# start of Source records

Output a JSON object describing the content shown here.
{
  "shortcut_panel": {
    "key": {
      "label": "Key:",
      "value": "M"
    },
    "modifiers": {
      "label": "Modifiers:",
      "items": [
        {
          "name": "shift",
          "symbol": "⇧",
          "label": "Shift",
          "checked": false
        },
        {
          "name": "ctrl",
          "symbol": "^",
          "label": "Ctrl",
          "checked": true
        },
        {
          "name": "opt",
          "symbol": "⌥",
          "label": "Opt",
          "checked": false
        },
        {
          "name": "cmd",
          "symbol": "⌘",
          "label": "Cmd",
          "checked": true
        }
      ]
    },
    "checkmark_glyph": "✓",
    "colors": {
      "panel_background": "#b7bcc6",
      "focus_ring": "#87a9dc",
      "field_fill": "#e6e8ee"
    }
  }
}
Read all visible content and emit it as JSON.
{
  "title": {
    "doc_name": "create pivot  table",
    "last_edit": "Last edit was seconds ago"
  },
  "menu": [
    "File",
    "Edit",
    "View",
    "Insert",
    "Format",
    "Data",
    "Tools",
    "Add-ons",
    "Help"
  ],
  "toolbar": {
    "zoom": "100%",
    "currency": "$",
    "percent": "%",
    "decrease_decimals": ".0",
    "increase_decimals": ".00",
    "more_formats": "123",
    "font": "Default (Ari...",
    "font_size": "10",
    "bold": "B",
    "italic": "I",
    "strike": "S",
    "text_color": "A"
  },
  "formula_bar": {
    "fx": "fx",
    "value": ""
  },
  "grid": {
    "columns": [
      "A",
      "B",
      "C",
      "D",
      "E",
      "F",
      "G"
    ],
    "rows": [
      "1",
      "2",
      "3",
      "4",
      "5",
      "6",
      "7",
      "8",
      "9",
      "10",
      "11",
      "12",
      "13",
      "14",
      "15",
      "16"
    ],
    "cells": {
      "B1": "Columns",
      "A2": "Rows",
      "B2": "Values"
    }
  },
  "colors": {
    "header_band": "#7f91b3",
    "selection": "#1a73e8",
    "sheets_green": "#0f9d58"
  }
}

# end of Source records

> Required work:
Copy out each line of the listing that holds "JSON".

> Final answer:
Output a JSON object describing the content shown here.
Read all visible content and emit it as JSON.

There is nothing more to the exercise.